## DATA SUPPLIED
=======
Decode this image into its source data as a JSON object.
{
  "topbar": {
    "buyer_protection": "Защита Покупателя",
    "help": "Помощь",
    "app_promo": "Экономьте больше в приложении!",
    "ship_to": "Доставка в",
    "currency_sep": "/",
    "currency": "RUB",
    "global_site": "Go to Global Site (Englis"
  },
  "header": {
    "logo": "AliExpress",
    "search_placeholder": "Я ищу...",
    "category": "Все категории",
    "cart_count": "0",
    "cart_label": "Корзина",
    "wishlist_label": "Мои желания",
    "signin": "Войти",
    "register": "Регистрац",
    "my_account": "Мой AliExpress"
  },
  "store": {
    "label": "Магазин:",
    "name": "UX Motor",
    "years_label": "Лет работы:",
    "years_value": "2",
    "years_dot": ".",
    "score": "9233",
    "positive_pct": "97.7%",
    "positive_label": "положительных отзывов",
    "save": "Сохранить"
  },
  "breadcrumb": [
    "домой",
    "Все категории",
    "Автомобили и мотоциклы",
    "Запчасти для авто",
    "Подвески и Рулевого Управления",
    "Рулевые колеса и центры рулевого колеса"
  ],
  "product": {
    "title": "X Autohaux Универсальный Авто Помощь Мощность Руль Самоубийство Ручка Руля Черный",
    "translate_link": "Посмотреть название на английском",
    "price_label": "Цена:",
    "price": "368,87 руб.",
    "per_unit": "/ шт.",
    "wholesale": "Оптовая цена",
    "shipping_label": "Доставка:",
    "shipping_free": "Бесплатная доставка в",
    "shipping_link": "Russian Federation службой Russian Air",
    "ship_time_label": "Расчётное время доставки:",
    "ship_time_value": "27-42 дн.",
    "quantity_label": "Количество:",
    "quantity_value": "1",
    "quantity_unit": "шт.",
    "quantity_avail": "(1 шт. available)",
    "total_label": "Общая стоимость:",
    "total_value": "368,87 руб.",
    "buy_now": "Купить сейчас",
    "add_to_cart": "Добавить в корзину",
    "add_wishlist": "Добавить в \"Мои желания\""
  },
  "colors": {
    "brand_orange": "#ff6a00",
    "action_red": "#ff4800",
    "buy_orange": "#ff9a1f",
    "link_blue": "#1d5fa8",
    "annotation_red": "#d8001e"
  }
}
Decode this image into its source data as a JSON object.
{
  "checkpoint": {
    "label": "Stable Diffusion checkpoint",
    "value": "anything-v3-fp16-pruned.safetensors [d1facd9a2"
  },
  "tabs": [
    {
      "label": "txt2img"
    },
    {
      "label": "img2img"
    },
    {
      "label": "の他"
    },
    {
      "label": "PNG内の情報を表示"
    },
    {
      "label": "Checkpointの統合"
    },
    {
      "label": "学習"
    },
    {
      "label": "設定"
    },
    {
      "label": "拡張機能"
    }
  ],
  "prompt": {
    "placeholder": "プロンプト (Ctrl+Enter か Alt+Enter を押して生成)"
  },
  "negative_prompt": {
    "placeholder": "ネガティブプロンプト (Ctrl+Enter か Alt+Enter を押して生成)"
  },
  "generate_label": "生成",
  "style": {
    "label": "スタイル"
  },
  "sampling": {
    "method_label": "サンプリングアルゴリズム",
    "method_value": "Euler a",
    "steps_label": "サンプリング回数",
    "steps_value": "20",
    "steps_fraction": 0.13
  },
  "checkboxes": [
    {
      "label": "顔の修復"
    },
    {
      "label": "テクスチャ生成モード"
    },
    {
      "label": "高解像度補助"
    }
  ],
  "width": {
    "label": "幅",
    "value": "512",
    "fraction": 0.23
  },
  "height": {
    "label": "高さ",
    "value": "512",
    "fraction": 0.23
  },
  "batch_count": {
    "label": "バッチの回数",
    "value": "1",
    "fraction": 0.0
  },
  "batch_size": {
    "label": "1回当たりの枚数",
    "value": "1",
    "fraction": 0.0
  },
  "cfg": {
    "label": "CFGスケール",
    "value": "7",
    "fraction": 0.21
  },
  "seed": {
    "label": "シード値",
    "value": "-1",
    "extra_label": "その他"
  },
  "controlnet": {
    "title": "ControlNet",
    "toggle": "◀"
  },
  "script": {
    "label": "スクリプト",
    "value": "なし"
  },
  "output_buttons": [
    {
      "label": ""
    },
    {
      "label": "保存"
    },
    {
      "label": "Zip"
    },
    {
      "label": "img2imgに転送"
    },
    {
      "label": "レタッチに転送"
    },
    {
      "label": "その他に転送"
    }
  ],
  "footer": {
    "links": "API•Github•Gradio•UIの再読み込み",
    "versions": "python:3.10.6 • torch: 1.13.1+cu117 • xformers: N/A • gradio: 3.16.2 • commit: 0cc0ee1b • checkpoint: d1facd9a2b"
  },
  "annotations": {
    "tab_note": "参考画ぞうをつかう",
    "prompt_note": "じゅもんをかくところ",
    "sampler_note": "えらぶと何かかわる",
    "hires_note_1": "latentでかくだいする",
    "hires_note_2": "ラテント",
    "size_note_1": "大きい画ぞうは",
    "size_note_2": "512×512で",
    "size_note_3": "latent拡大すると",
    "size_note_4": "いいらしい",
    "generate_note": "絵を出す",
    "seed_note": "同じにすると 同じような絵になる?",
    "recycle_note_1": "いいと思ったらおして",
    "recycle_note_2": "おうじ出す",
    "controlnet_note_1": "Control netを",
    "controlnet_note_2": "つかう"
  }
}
=======
## EXERCISE BRIEF
Search the data for "Ctrl". Copy every line that has it.

## SOLUTION TO THIS TASK
    "placeholder": "プロンプト (Ctrl+Enter か Alt+Enter を押して生成)"
    "placeholder": "ネガティブプロンプト (Ctrl+Enter か Alt+Enter を押して生成)"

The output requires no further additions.